:: Recorded data ::
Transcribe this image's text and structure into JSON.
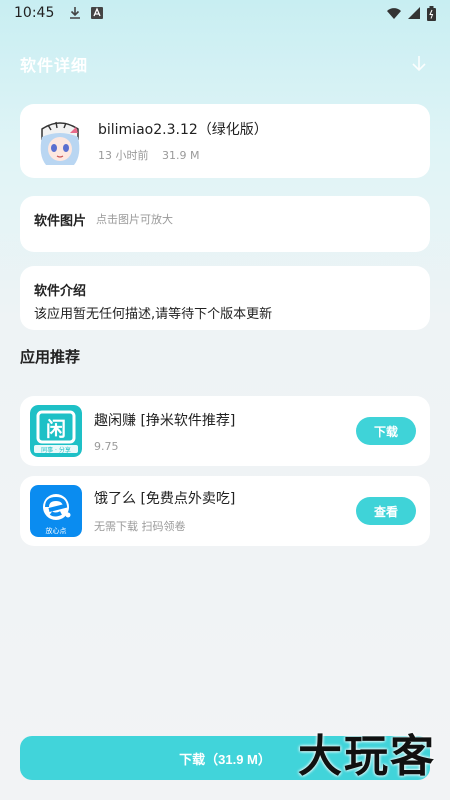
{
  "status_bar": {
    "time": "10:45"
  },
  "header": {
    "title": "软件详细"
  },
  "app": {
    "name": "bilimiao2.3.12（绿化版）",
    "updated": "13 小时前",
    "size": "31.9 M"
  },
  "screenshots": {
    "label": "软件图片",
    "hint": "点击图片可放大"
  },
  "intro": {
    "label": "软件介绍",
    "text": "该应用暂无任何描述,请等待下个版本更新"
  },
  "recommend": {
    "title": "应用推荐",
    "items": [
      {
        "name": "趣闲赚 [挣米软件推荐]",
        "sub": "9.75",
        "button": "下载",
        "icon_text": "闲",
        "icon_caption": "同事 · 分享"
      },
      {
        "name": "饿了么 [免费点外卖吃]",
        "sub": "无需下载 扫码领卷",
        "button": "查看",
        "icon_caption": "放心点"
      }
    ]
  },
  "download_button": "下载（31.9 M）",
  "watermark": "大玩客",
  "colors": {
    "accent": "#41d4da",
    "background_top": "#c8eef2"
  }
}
:::
:: Recorded data ::
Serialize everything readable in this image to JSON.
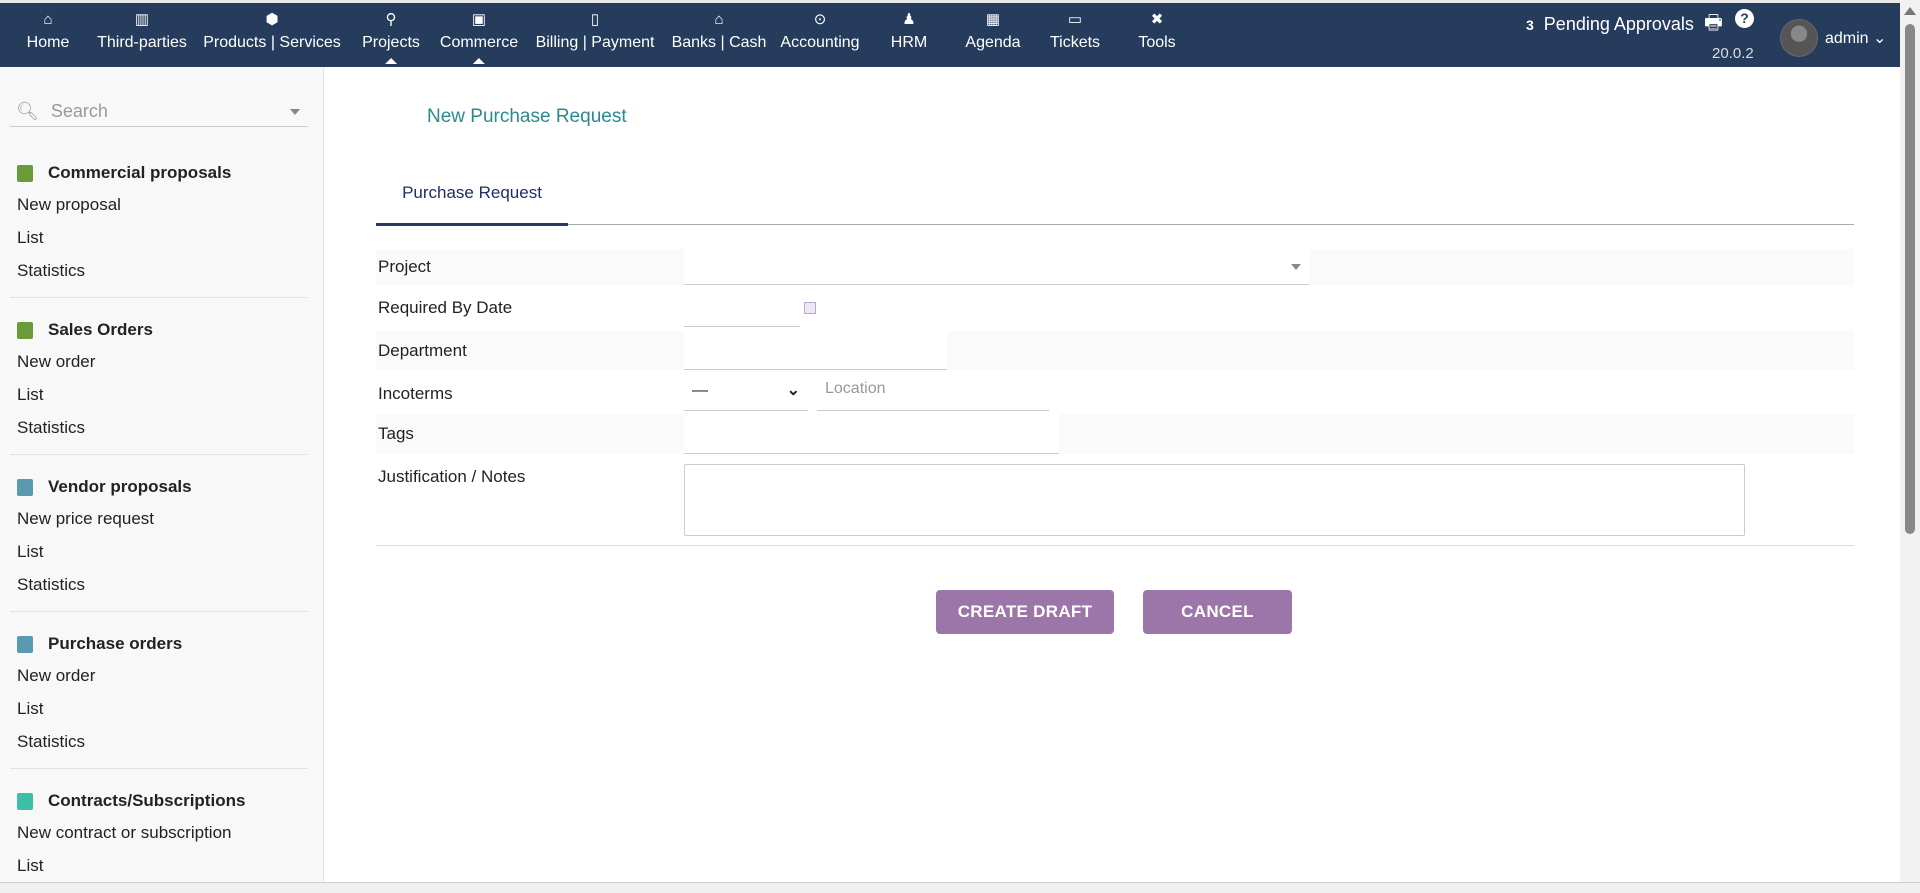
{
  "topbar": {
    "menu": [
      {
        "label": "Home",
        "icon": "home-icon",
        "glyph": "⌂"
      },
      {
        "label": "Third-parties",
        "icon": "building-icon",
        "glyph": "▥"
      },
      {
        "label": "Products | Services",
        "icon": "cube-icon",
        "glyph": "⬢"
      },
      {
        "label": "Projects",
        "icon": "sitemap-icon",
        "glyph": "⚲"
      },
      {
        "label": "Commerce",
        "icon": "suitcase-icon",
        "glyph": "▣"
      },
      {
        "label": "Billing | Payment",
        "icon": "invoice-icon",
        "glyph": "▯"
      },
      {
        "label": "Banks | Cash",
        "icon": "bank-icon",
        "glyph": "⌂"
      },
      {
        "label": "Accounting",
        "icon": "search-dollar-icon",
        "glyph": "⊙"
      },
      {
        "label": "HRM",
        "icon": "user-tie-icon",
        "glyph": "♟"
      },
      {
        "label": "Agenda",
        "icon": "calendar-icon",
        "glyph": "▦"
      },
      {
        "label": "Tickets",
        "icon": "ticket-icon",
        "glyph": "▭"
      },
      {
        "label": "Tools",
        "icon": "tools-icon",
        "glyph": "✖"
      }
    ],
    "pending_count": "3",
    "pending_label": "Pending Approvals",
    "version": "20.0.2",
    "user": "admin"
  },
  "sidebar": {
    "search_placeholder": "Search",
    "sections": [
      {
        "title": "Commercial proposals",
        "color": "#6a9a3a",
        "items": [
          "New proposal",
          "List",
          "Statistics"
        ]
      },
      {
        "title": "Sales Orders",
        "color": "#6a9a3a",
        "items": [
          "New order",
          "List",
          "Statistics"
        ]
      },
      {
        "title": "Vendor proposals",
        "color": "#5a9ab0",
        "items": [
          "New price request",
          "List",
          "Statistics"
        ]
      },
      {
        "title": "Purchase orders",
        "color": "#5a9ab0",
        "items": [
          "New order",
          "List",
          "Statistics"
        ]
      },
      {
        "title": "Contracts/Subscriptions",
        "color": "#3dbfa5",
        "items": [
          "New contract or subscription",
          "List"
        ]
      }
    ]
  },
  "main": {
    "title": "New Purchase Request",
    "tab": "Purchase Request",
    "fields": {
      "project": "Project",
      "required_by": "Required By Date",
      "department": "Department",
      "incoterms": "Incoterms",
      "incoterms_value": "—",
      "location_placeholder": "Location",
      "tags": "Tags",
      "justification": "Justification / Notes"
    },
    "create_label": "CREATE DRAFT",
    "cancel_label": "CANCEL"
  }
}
:::
▸ **Instruction**
All lines above with "title" in them should be returned.

▸ **Expected answer**
    "title": "软件详细"
    "title": "应用推荐",
        "title": "Commercial proposals",
        "title": "Sales Orders",
        "title": "Vendor proposals",
        "title": "Purchase orders",
        "title": "Contracts/Subscriptions",
    "title": "New Purchase Request",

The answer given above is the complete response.